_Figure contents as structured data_
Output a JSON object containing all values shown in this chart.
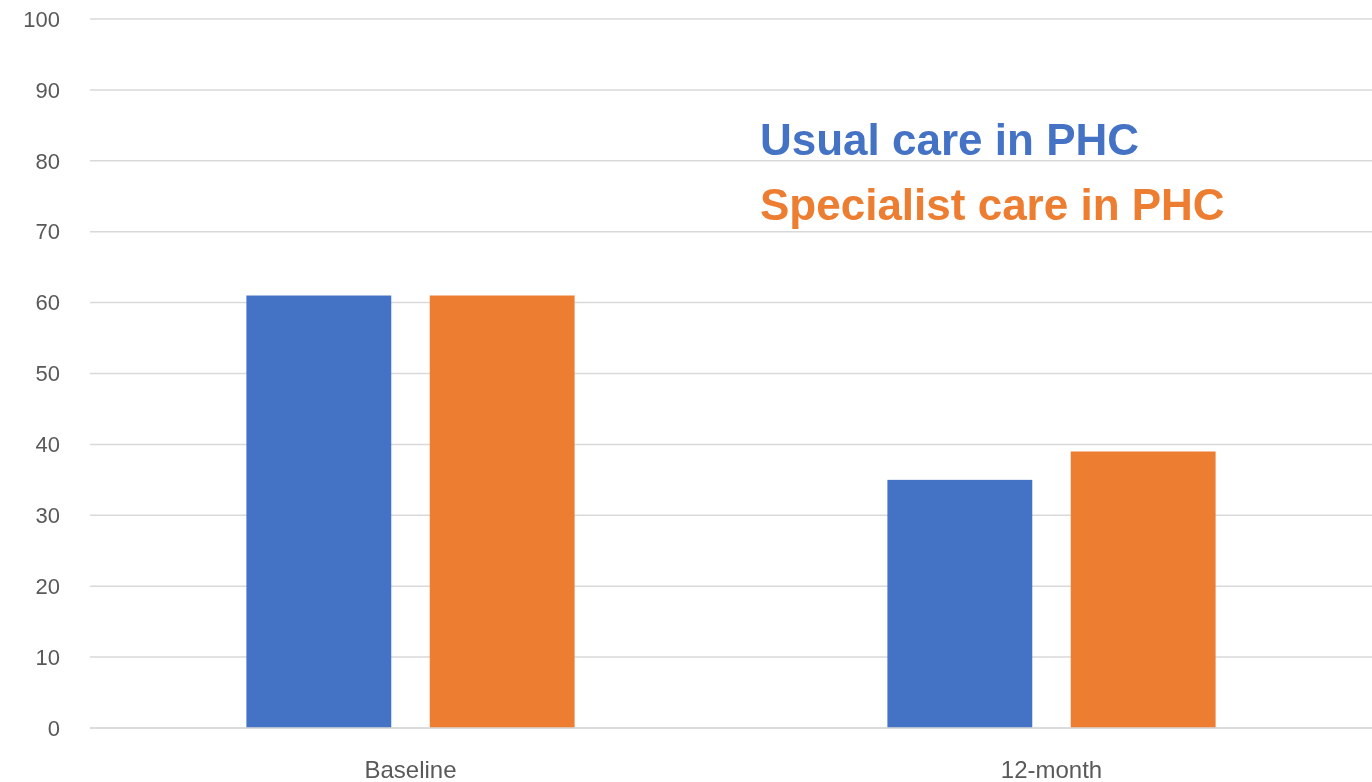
{
  "chart_data": {
    "type": "bar",
    "categories": [
      "Baseline",
      "12-month"
    ],
    "series": [
      {
        "name": "Usual care in PHC",
        "color": "#4472c4",
        "values": [
          61,
          35
        ]
      },
      {
        "name": "Specialist care in PHC",
        "color": "#ed7d31",
        "values": [
          61,
          39
        ]
      }
    ],
    "ylim": [
      0,
      100
    ],
    "yticks": [
      0,
      10,
      20,
      30,
      40,
      50,
      60,
      70,
      80,
      90,
      100
    ],
    "grid": "y",
    "legend": "top right"
  }
}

_Aim_
Give every line back word for word and leave the pictures out.

_Task answer_
Output a JSON object containing all values shown in this chart.
{
  "chart_data": {
    "type": "bar",
    "categories": [
      "Baseline",
      "12-month"
    ],
    "series": [
      {
        "name": "Usual care in PHC",
        "color": "#4472c4",
        "values": [
          61,
          35
        ]
      },
      {
        "name": "Specialist care in PHC",
        "color": "#ed7d31",
        "values": [
          61,
          39
        ]
      }
    ],
    "ylim": [
      0,
      100
    ],
    "yticks": [
      0,
      10,
      20,
      30,
      40,
      50,
      60,
      70,
      80,
      90,
      100
    ],
    "grid": "y",
    "legend": "top right"
  }
}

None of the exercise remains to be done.